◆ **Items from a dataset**
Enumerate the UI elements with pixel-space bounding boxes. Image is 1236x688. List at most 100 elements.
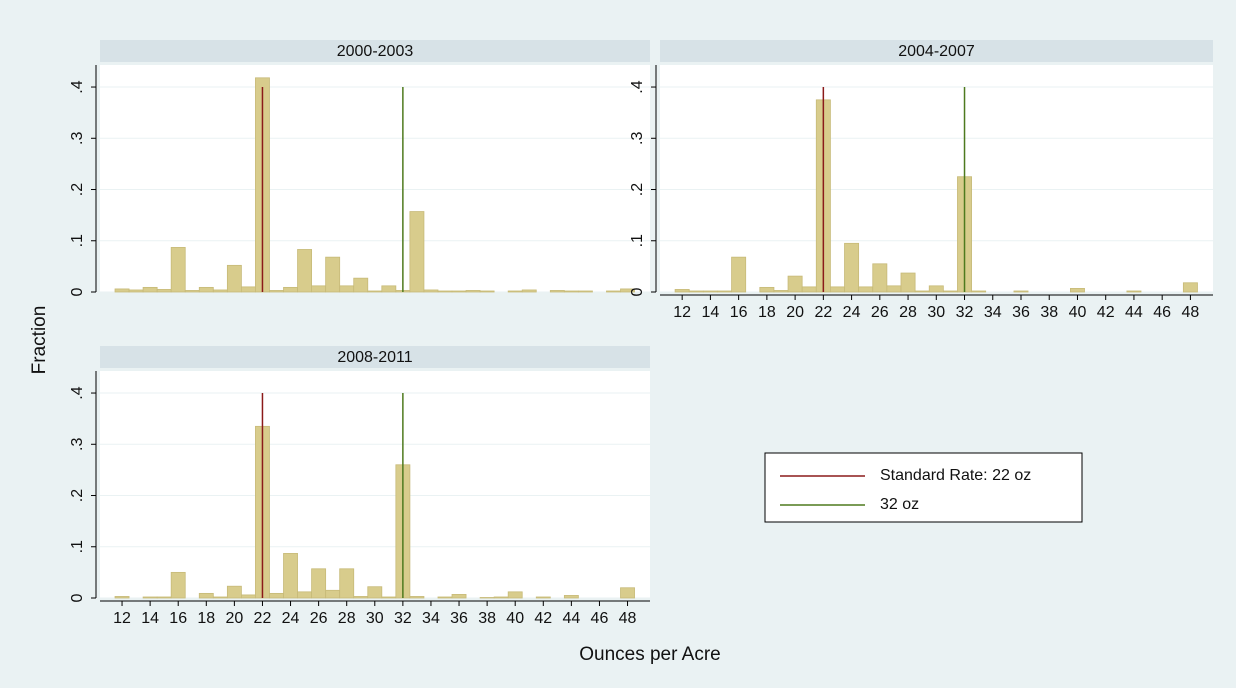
panel-header xyxy=(100,346,650,368)
bar xyxy=(606,290,621,293)
bar xyxy=(184,290,200,293)
y-tick-label: .2 xyxy=(69,183,86,196)
y-tick-label: .2 xyxy=(629,183,646,196)
x-tick-label: 30 xyxy=(366,610,384,627)
y-tick-label: .3 xyxy=(69,438,86,451)
bar xyxy=(1013,290,1029,293)
plot-area xyxy=(100,65,650,292)
bar xyxy=(928,285,944,293)
x-tick-label: 34 xyxy=(984,304,1002,321)
bar xyxy=(702,290,718,293)
x-tick-label: 16 xyxy=(730,304,748,321)
bar xyxy=(269,290,284,293)
bar xyxy=(156,289,172,293)
x-tick-label: 38 xyxy=(478,610,496,627)
bar xyxy=(451,594,467,599)
bar xyxy=(479,290,495,293)
x-tick-label: 32 xyxy=(956,304,974,321)
bar xyxy=(493,596,509,599)
bar xyxy=(297,249,313,293)
bar xyxy=(844,242,860,293)
bar xyxy=(311,568,327,599)
x-tick-label: 46 xyxy=(1153,304,1171,321)
x-tick-label: 28 xyxy=(899,304,917,321)
legend-label: Standard Rate: 22 oz xyxy=(880,467,1031,484)
bar xyxy=(311,285,327,293)
bar xyxy=(507,591,523,599)
bar xyxy=(198,286,214,293)
x-tick-label: 18 xyxy=(197,610,215,627)
y-tick-label: 0 xyxy=(69,593,86,602)
x-axis-title: Ounces per Acre xyxy=(579,644,721,665)
y-tick-label: .3 xyxy=(629,132,646,145)
x-tick-label: 14 xyxy=(702,304,720,321)
bar xyxy=(367,586,383,599)
bar xyxy=(297,591,313,599)
panel-header xyxy=(100,40,650,62)
x-tick-label: 46 xyxy=(591,610,609,627)
bar xyxy=(156,596,172,599)
x-tick-label: 44 xyxy=(562,610,580,627)
x-tick-label: 20 xyxy=(225,610,243,627)
x-tick-label: 14 xyxy=(141,610,159,627)
bar xyxy=(437,290,453,293)
bar xyxy=(198,592,214,599)
x-tick-label: 24 xyxy=(843,304,861,321)
bar xyxy=(325,256,341,293)
y-tick-label: .4 xyxy=(629,80,646,93)
bar xyxy=(521,289,537,293)
bar xyxy=(620,587,635,599)
x-tick-label: 28 xyxy=(338,610,356,627)
bar xyxy=(688,290,704,293)
bar xyxy=(283,553,298,599)
bar xyxy=(142,286,158,293)
x-tick-label: 40 xyxy=(1069,304,1087,321)
bar xyxy=(872,263,888,293)
bar xyxy=(212,289,228,293)
x-tick-label: 38 xyxy=(1040,304,1058,321)
bar xyxy=(114,288,130,293)
bar xyxy=(451,290,467,293)
bar xyxy=(339,285,355,293)
y-tick-label: .4 xyxy=(69,80,86,93)
bar xyxy=(858,286,874,293)
y-tick-label: .1 xyxy=(69,234,86,247)
bar xyxy=(577,290,593,293)
bar xyxy=(353,277,369,293)
bar xyxy=(114,596,130,599)
x-tick-label: 36 xyxy=(450,610,468,627)
bar xyxy=(367,290,383,293)
bar xyxy=(787,275,803,293)
bar xyxy=(563,290,579,293)
x-tick-label: 48 xyxy=(619,610,637,627)
bar xyxy=(437,596,453,599)
bar xyxy=(1070,288,1085,293)
x-tick-label: 34 xyxy=(422,610,440,627)
bar xyxy=(563,595,579,599)
x-tick-label: 44 xyxy=(1125,304,1143,321)
y-tick-label: .4 xyxy=(69,386,86,399)
x-tick-label: 48 xyxy=(1182,304,1200,321)
bar xyxy=(339,568,355,599)
bar xyxy=(409,596,425,599)
bar xyxy=(731,256,747,293)
x-tick-label: 16 xyxy=(169,610,187,627)
x-tick-label: 26 xyxy=(310,610,328,627)
bar xyxy=(971,290,987,293)
bar xyxy=(535,596,551,599)
bar xyxy=(269,592,284,599)
panel-title: 2008-2011 xyxy=(337,349,412,366)
y-axis-title: Fraction xyxy=(29,306,50,375)
bar xyxy=(1126,290,1142,293)
bar xyxy=(170,571,186,599)
x-tick-label: 42 xyxy=(534,610,552,627)
panel-title: 2004-2007 xyxy=(898,43,975,60)
bar xyxy=(620,288,635,293)
x-tick-label: 40 xyxy=(506,610,524,627)
bar xyxy=(479,597,495,599)
x-tick-label: 42 xyxy=(1097,304,1115,321)
bar xyxy=(773,290,789,293)
legend-label: 32 oz xyxy=(880,496,919,513)
panel-title: 2000-2003 xyxy=(337,43,414,60)
bar xyxy=(409,211,425,293)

◆ **What you have to do**
Take the lines from the one holding "panel-header xyxy=(100,346,650,368)" through the one holding "bar xyxy=(269,290,284,293)", both included, and change every "bar" in them to "column". Give back only those lines, with nothing else altered.

◆ **Response to this exercise**
panel-header xyxy=(100,346,650,368)
column xyxy=(606,290,621,293)
column xyxy=(184,290,200,293)
y-tick-label: .2 xyxy=(69,183,86,196)
y-tick-label: .2 xyxy=(629,183,646,196)
x-tick-label: 30 xyxy=(366,610,384,627)
y-tick-label: .3 xyxy=(69,438,86,451)
column xyxy=(1013,290,1029,293)
plot-area xyxy=(100,65,650,292)
column xyxy=(928,285,944,293)
x-tick-label: 34 xyxy=(984,304,1002,321)
column xyxy=(702,290,718,293)
x-tick-label: 16 xyxy=(730,304,748,321)
column xyxy=(269,290,284,293)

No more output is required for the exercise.